What needs to be done
List all lines of the data containing the word "document".

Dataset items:
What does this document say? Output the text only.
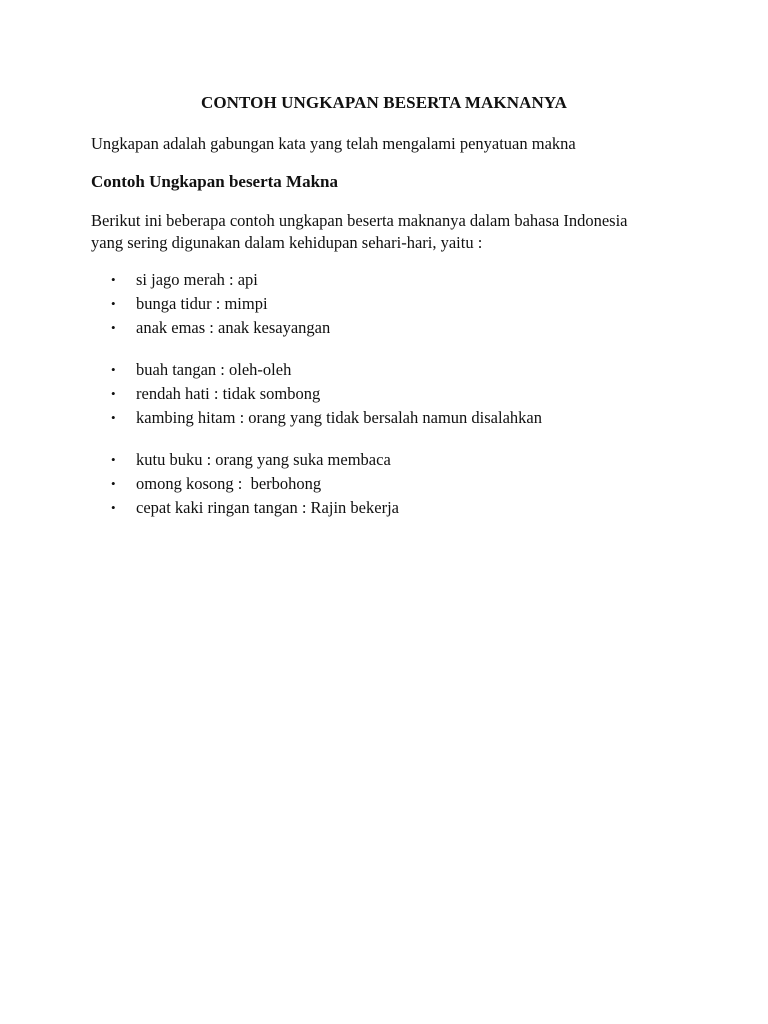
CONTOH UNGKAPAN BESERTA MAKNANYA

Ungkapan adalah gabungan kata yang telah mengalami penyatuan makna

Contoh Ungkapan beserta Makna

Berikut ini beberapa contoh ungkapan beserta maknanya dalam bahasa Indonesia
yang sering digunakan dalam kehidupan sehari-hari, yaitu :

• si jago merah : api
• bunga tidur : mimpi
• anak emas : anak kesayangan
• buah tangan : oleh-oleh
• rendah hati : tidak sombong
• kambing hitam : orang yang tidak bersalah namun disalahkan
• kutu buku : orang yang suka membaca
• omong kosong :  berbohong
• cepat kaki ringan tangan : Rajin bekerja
---
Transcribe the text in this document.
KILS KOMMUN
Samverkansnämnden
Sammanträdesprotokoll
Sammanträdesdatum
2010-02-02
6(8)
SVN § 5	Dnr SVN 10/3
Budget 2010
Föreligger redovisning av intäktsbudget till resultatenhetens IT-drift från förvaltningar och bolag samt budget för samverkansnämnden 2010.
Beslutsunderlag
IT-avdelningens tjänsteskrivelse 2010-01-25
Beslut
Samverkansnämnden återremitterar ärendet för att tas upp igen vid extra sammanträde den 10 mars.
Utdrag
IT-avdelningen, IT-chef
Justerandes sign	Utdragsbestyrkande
==
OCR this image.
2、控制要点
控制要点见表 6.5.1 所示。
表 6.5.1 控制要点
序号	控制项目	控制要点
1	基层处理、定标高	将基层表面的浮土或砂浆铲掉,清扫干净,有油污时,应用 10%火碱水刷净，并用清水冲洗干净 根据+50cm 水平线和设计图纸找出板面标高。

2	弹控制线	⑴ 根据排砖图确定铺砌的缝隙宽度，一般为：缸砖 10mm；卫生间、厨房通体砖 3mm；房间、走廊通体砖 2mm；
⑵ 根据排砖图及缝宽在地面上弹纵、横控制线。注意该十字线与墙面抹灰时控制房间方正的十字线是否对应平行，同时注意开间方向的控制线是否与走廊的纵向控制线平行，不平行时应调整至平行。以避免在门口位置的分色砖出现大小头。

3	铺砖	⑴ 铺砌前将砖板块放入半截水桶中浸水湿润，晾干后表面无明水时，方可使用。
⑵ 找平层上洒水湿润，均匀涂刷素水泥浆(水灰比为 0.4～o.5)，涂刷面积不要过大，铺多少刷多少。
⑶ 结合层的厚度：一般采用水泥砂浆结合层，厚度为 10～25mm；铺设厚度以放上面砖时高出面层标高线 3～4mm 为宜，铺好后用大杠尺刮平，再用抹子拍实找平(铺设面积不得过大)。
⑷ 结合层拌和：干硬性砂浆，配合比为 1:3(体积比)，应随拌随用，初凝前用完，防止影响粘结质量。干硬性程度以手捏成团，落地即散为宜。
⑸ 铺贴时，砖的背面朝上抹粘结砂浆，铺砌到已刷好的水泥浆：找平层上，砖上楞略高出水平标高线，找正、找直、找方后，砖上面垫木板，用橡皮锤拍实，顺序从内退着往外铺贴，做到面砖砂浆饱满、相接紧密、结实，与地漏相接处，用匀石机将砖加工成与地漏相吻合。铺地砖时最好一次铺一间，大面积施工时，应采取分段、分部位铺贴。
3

Result of this task
What does this document say? Output the text only.
Transcribe the text in this document.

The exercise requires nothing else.